- **Collection entries**
--- BEGIN ---
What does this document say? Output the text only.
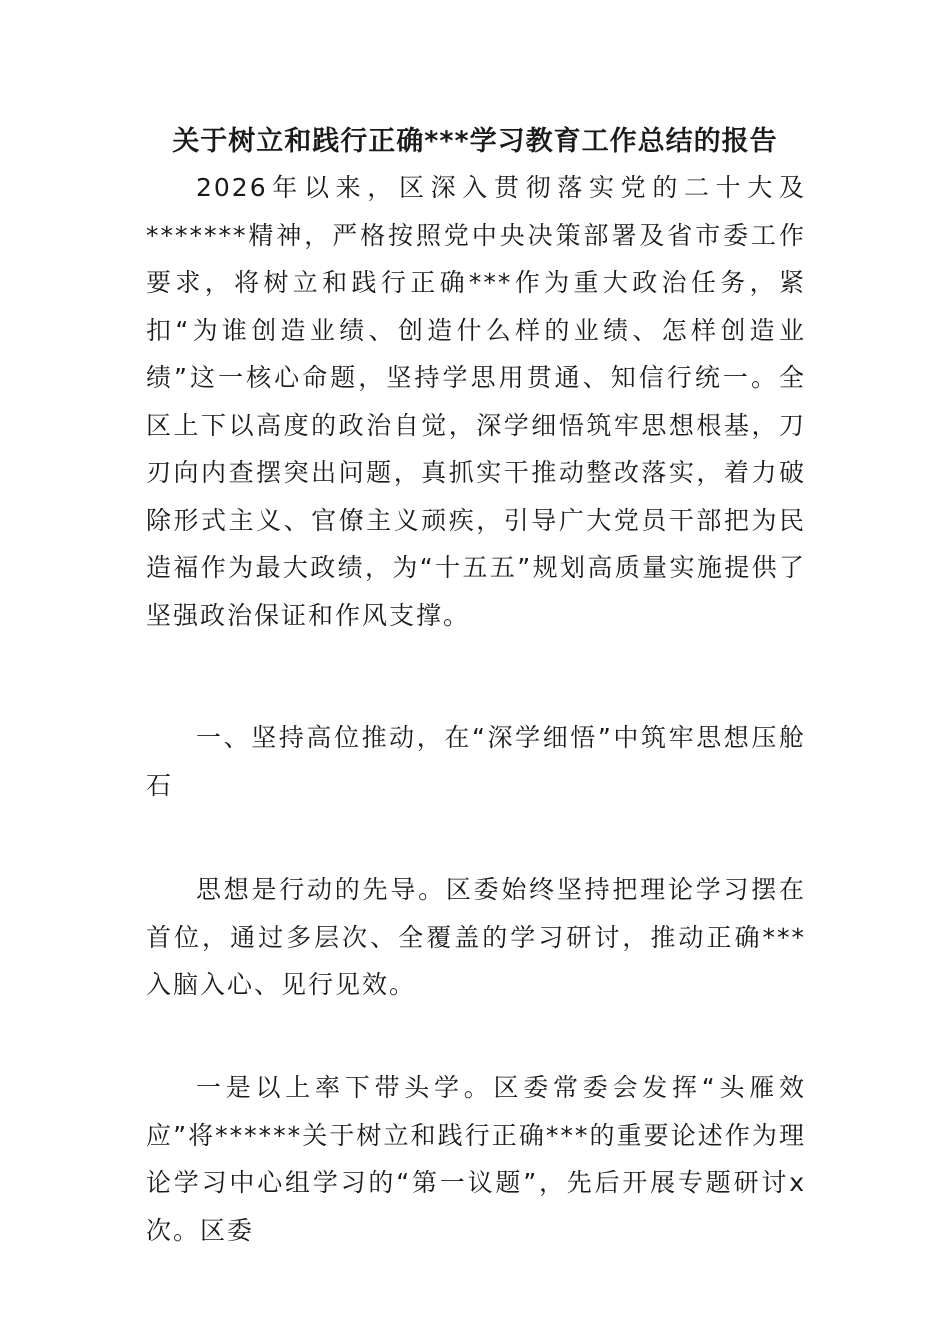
关于树立和践行正确***学习教育工作总结的报告

2026年以来，区深入贯彻落实党的二十大及*******精神，严格按照党中央决策部署及省市委工作要求，将树立和践行正确***作为重大政治任务，紧扣“为谁创造业绩、创造什么样的业绩、怎样创造业绩”这一核心命题，坚持学思用贯通、知信行统一。全区上下以高度的政治自觉，深学细悟筑牢思想根基，刀刃向内查摆突出问题，真抓实干推动整改落实，着力破除形式主义、官僚主义顽疾，引导广大党员干部把为民造福作为最大政绩，为“十五五”规划高质量实施提供了坚强政治保证和作风支撑。

一、坚持高位推动，在“深学细悟”中筑牢思想压舱石

思想是行动的先导。区委始终坚持把理论学习摆在首位，通过多层次、全覆盖的学习研讨，推动正确***入脑入心、见行见效。

一是以上率下带头学。区委常委会发挥“头雁效应”将******关于树立和践行正确***的重要论述作为理论学习中心组学习的“第一议题”，先后开展专题研讨x次。区委
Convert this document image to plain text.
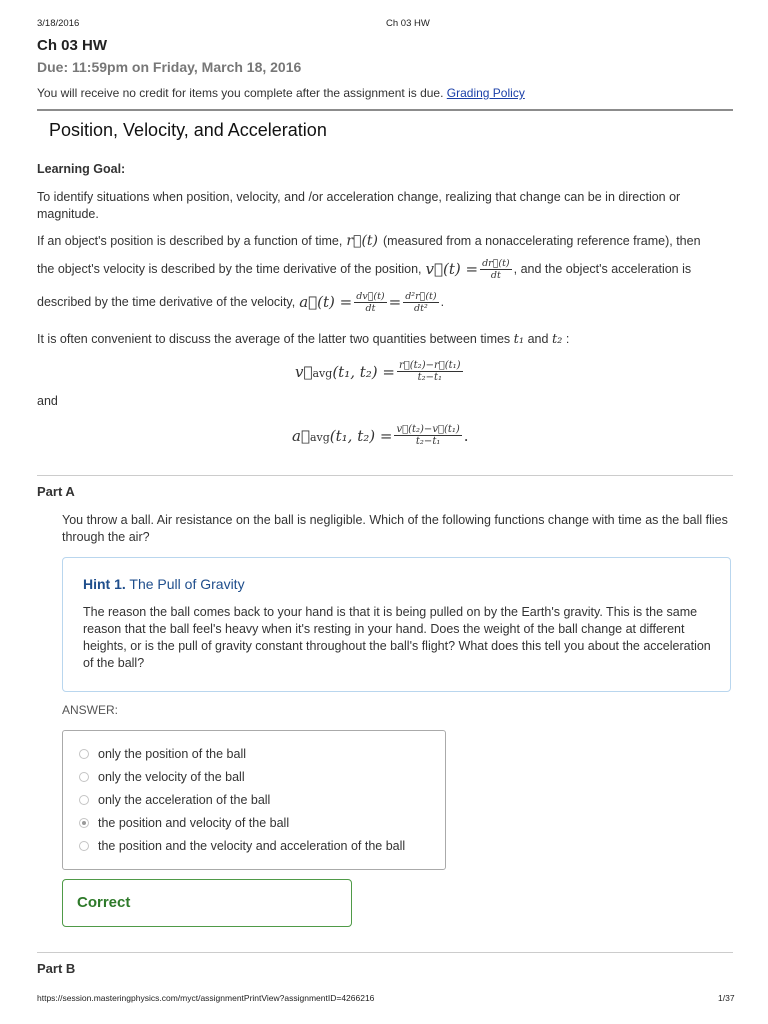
3/18/2016	Ch 03 HW
Ch 03 HW
Due: 11:59pm on Friday, March 18, 2016
You will receive no credit for items you complete after the assignment is due. Grading Policy
Position, Velocity, and Acceleration
Learning Goal:
To identify situations when position, velocity, and /or acceleration change, realizing that change can be in direction or magnitude.
If an object's position is described by a function of time, r⃗(t) (measured from a nonaccelerating reference frame), then
the object's velocity is described by the time derivative of the position, v⃗(t) = $\frac{dr⃗(t)}{dt}$ , and the object's acceleration is
described by the time derivative of the velocity, a⃗(t) = $\frac{dv⃗(t)}{dt} = \frac{\text{d²r⃗(t)}}{\text{dt²}}$ .
It is often convenient to discuss the average of the latter two quantities between times t₁ and t₂ :
v⃗avg(t₁, $t_2) = \frac{\text{r⃗(t₂)−r⃗(t₁)}}{\text{t₂−t₁}}$
and
a⃗avg(t₁, $t_2) = \frac{\text{v⃗(t₂)−v⃗(t₁)}}{\text{t₂−t₁}}$ .
Part A
You throw a ball. Air resistance on the ball is negligible. Which of the following functions change with time as the ball flies through the air?
Hint 1. The Pull of Gravity
The reason the ball comes back to your hand is that it is being pulled on by the Earth's gravity. This is the same reason that the ball feel's heavy when it's resting in your hand. Does the weight of the ball change at different heights, or is the pull of gravity constant throughout the ball's flight? What does this tell you about the acceleration of the ball?
ANSWER:
only the position of the ball
only the velocity of the ball
only the acceleration of the ball
the position and velocity of the ball
the position and the velocity and acceleration of the ball
Correct
Part B
https://session.masteringphysics.com/myct/assignmentPrintView?assignmentID=4266216	1/37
--- END ---
Pictures are to be left out; repeat all the remaining data exactly.

- **Answer**
What does this document say? Output the text only.
关于树立和践行正确***学习教育工作总结的报告

2026年以来，区深入贯彻落实党的二十大及*******精神，严格按照党中央决策部署及省市委工作要求，将树立和践行正确***作为重大政治任务，紧扣“为谁创造业绩、创造什么样的业绩、怎样创造业绩”这一核心命题，坚持学思用贯通、知信行统一。全区上下以高度的政治自觉，深学细悟筑牢思想根基，刀刃向内查摆突出问题，真抓实干推动整改落实，着力破除形式主义、官僚主义顽疾，引导广大党员干部把为民造福作为最大政绩，为“十五五”规划高质量实施提供了坚强政治保证和作风支撑。

一、坚持高位推动，在“深学细悟”中筑牢思想压舱石

思想是行动的先导。区委始终坚持把理论学习摆在首位，通过多层次、全覆盖的学习研讨，推动正确***入脑入心、见行见效。

一是以上率下带头学。区委常委会发挥“头雁效应”将******关于树立和践行正确***的重要论述作为理论学习中心组学习的“第一议题”，先后开展专题研讨x次。区委
Convert this document image to plain text.
3/18/2016	Ch 03 HW
Ch 03 HW
Due: 11:59pm on Friday, March 18, 2016
You will receive no credit for items you complete after the assignment is due. Grading Policy
Position, Velocity, and Acceleration
Learning Goal:
To identify situations when position, velocity, and /or acceleration change, realizing that change can be in direction or magnitude.
If an object's position is described by a function of time, r⃗(t) (measured from a nonaccelerating reference frame), then
the object's velocity is described by the time derivative of the position, v⃗(t) = $\frac{dr⃗(t)}{dt}$ , and the object's acceleration is
described by the time derivative of the velocity, a⃗(t) = $\frac{dv⃗(t)}{dt} = \frac{\text{d²r⃗(t)}}{\text{dt²}}$ .
It is often convenient to discuss the average of the latter two quantities between times t₁ and t₂ :
v⃗avg(t₁, $t_2) = \frac{\text{r⃗(t₂)−r⃗(t₁)}}{\text{t₂−t₁}}$
and
a⃗avg(t₁, $t_2) = \frac{\text{v⃗(t₂)−v⃗(t₁)}}{\text{t₂−t₁}}$ .
Part A
You throw a ball. Air resistance on the ball is negligible. Which of the following functions change with time as the ball flies through the air?
Hint 1. The Pull of Gravity
The reason the ball comes back to your hand is that it is being pulled on by the Earth's gravity. This is the same reason that the ball feel's heavy when it's resting in your hand. Does the weight of the ball change at different heights, or is the pull of gravity constant throughout the ball's flight? What does this tell you about the acceleration of the ball?
ANSWER:
only the position of the ball
only the velocity of the ball
only the acceleration of the ball
the position and velocity of the ball
the position and the velocity and acceleration of the ball
Correct
Part B
https://session.masteringphysics.com/myct/assignmentPrintView?assignmentID=4266216	1/37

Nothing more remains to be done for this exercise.